Record list:

Begin

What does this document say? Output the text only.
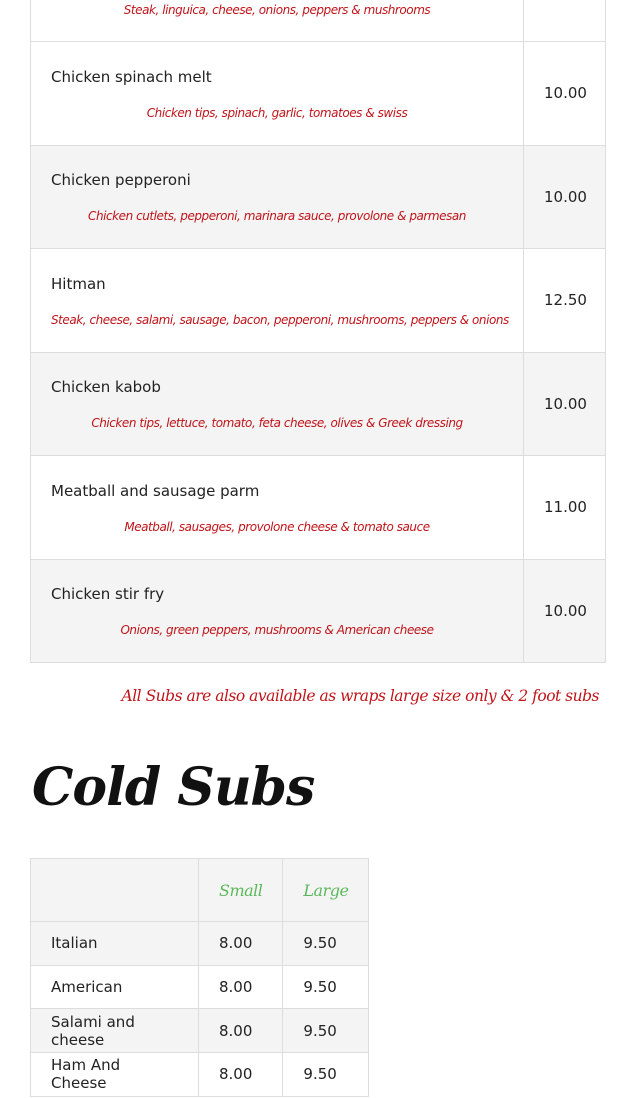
Steak, linguica, cheese, onions, peppers & mushrooms	

Chicken spinach melt
Chicken tips, spinach, garlic, tomatoes & swiss	10.00

Chicken pepperoni
Chicken cutlets, pepperoni, marinara sauce, provolone & parmesan	10.00

Hitman
Steak, cheese, salami, sausage, bacon, pepperoni, mushrooms, peppers & onions	12.50

Chicken kabob
Chicken tips, lettuce, tomato, feta cheese, olives & Greek dressing	10.00

Meatball and sausage parm
Meatball, sausages, provolone cheese & tomato sauce	11.00

Chicken stir fry
Onions, green peppers, mushrooms & American cheese	10.00
All Subs are also available as wraps large size only & 2 foot subs
Cold Subs
	Small	Large
Italian	8.00	9.50
American	8.00	9.50
Salami and cheese	8.00	9.50
Ham And Cheese	8.00	9.50
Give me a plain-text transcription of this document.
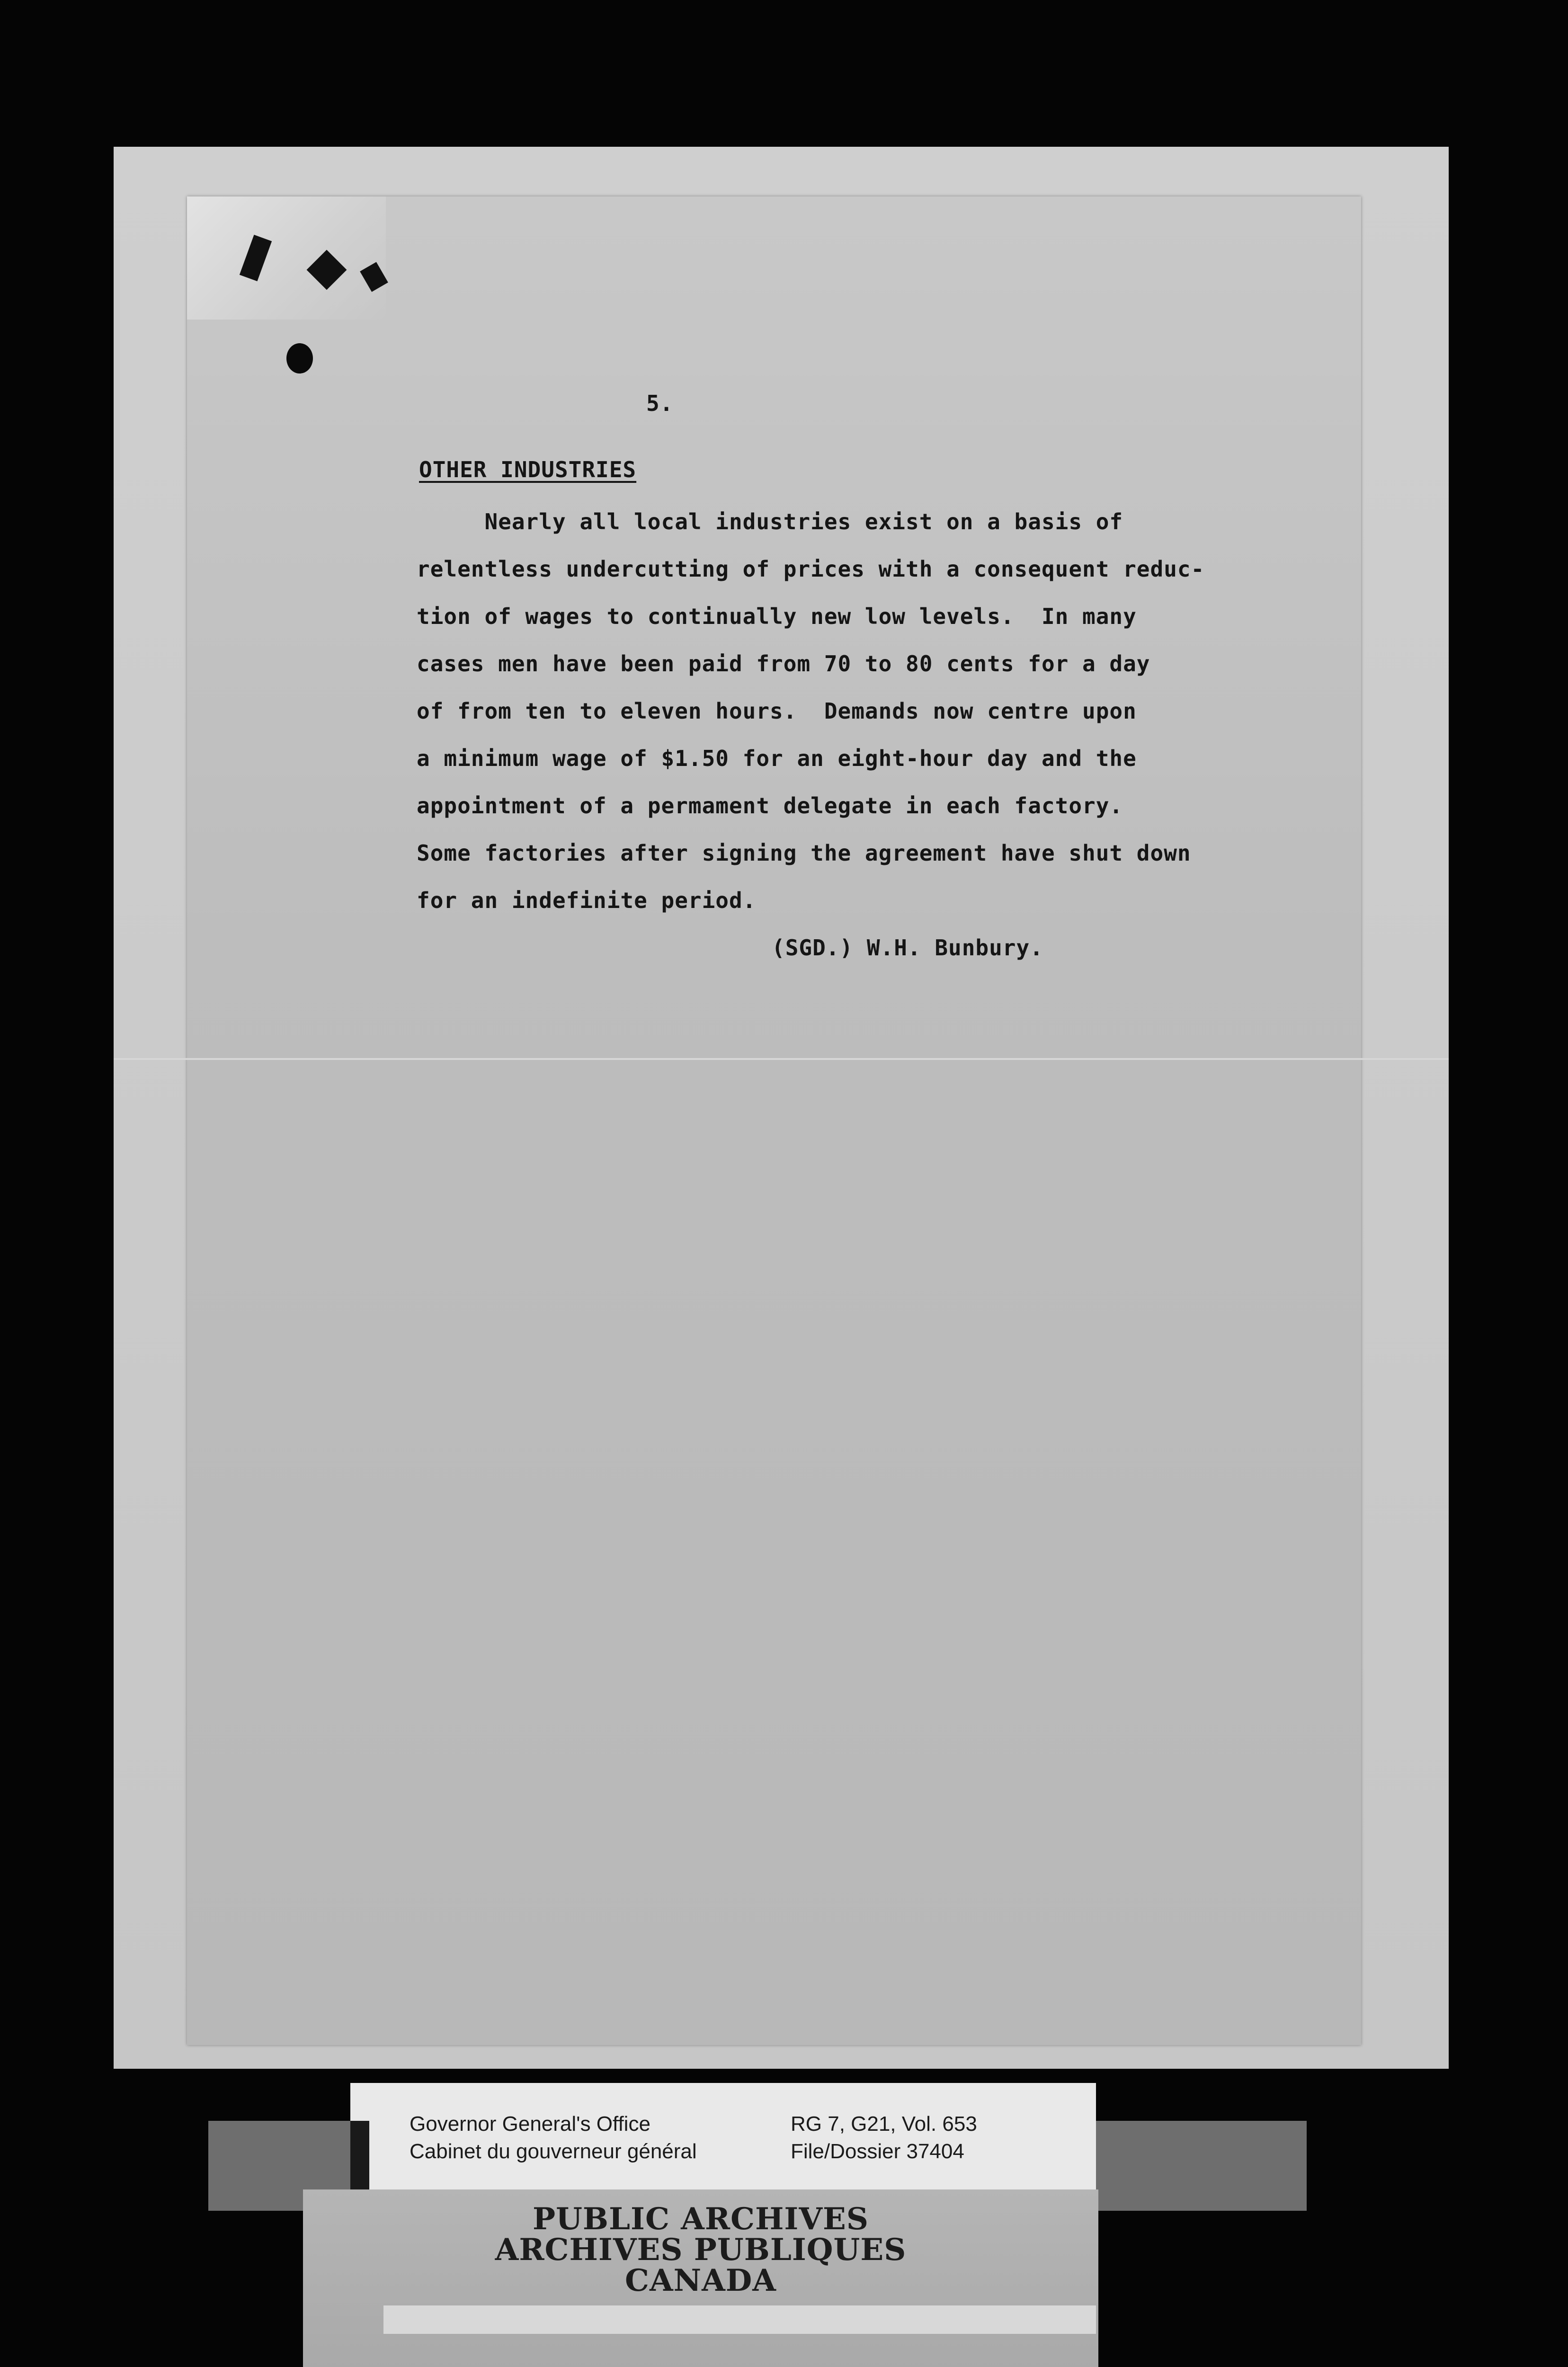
5.
OTHER INDUSTRIES
Nearly all local industries exist on a basis of
relentless undercutting of prices with a consequent reduc-
tion of wages to continually new low levels.  In many
cases men have been paid from 70 to 80 cents for a day
of from ten to eleven hours.  Demands now centre upon
a minimum wage of $1.50 for an eight-hour day and the
appointment of a permament delegate in each factory.
Some factories after signing the agreement have shut down
for an indefinite period.
(SGD.) W.H. Bunbury.
Governor General's Office
Cabinet du gouverneur général
RG 7, G21, Vol. 653
File/Dossier 37404
PUBLIC ARCHIVES
ARCHIVES PUBLIQUES
CANADA
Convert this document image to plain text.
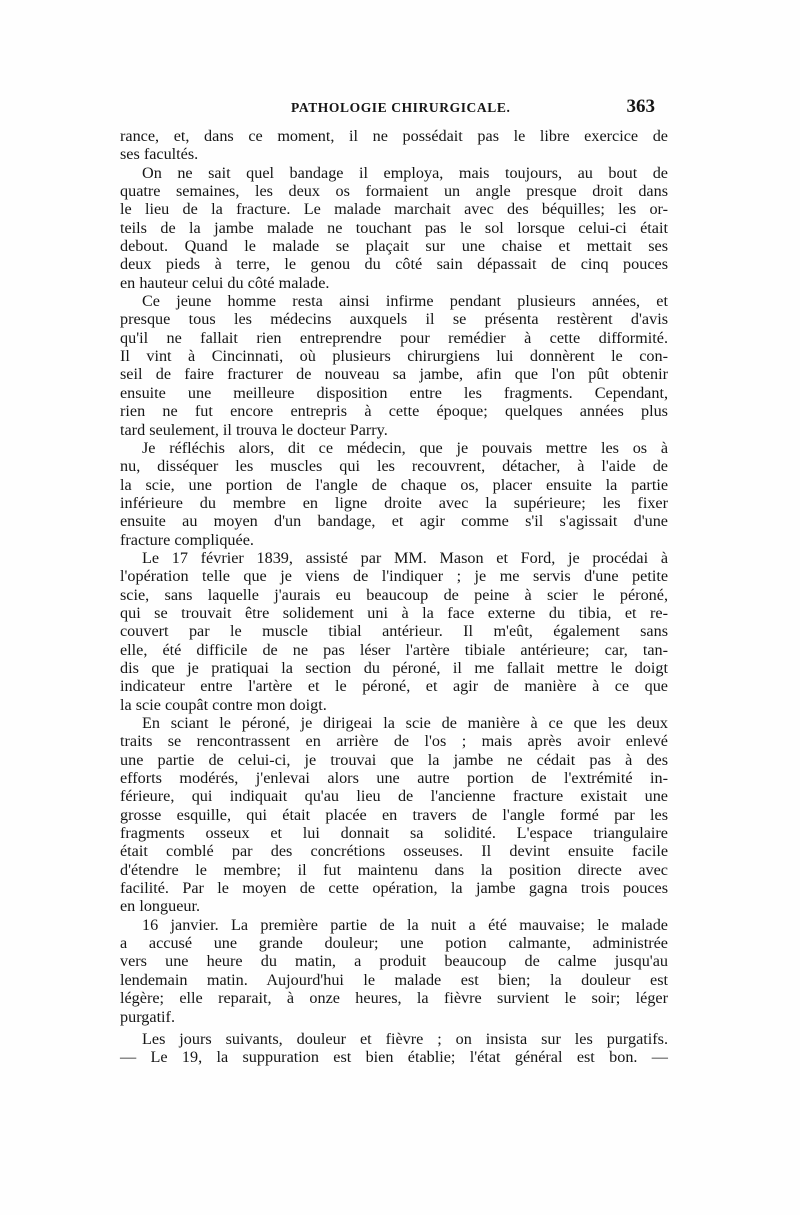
PATHOLOGIE CHIRURGICALE.	363
rance, et, dans ce moment, il ne possédait pas le libre exercice de
ses facultés.
On ne sait quel bandage il employa, mais toujours, au bout de
quatre semaines, les deux os formaient un angle presque droit dans
le lieu de la fracture. Le malade marchait avec des béquilles; les or-
teils de la jambe malade ne touchant pas le sol lorsque celui-ci était
debout. Quand le malade se plaçait sur une chaise et mettait ses
deux pieds à terre, le genou du côté sain dépassait de cinq pouces
en hauteur celui du côté malade.
Ce jeune homme resta ainsi infirme pendant plusieurs années, et
presque tous les médecins auxquels il se présenta restèrent d'avis
qu'il ne fallait rien entreprendre pour remédier à cette difformité.
Il vint à Cincinnati, où plusieurs chirurgiens lui donnèrent le con-
seil de faire fracturer de nouveau sa jambe, afin que l'on pût obtenir
ensuite une meilleure disposition entre les fragments. Cependant,
rien ne fut encore entrepris à cette époque; quelques années plus
tard seulement, il trouva le docteur Parry.
Je réfléchis alors, dit ce médecin, que je pouvais mettre les os à
nu, disséquer les muscles qui les recouvrent, détacher, à l'aide de
la scie, une portion de l'angle de chaque os, placer ensuite la partie
inférieure du membre en ligne droite avec la supérieure; les fixer
ensuite au moyen d'un bandage, et agir comme s'il s'agissait d'une
fracture compliquée.
Le 17 février 1839, assisté par MM. Mason et Ford, je procédai à
l'opération telle que je viens de l'indiquer ; je me servis d'une petite
scie, sans laquelle j'aurais eu beaucoup de peine à scier le péroné,
qui se trouvait être solidement uni à la face externe du tibia, et re-
couvert par le muscle tibial antérieur. Il m'eût, également sans
elle, été difficile de ne pas léser l'artère tibiale antérieure; car, tan-
dis que je pratiquai la section du péroné, il me fallait mettre le doigt
indicateur entre l'artère et le péroné, et agir de manière à ce que
la scie coupât contre mon doigt.
En sciant le péroné, je dirigeai la scie de manière à ce que les deux
traits se rencontrassent en arrière de l'os ; mais après avoir enlevé
une partie de celui-ci, je trouvai que la jambe ne cédait pas à des
efforts modérés, j'enlevai alors une autre portion de l'extrémité in-
férieure, qui indiquait qu'au lieu de l'ancienne fracture existait une
grosse esquille, qui était placée en travers de l'angle formé par les
fragments osseux et lui donnait sa solidité. L'espace triangulaire
était comblé par des concrétions osseuses. Il devint ensuite facile
d'étendre le membre; il fut maintenu dans la position directe avec
facilité. Par le moyen de cette opération, la jambe gagna trois pouces
en longueur.
16 janvier. La première partie de la nuit a été mauvaise; le malade
a accusé une grande douleur; une potion calmante, administrée
vers une heure du matin, a produit beaucoup de calme jusqu'au
lendemain matin. Aujourd'hui le malade est bien; la douleur est
légère; elle reparait, à onze heures, la fièvre survient le soir; léger
purgatif.
Les jours suivants, douleur et fièvre ; on insista sur les purgatifs.
— Le 19, la suppuration est bien établie; l'état général est bon. —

End

Given task:
Find all lines holding the string "plusieurs" and copy them.

Correct output:
Ce jeune homme resta ainsi infirme pendant plusieurs années, et
Il vint à Cincinnati, où plusieurs chirurgiens lui donnèrent le con-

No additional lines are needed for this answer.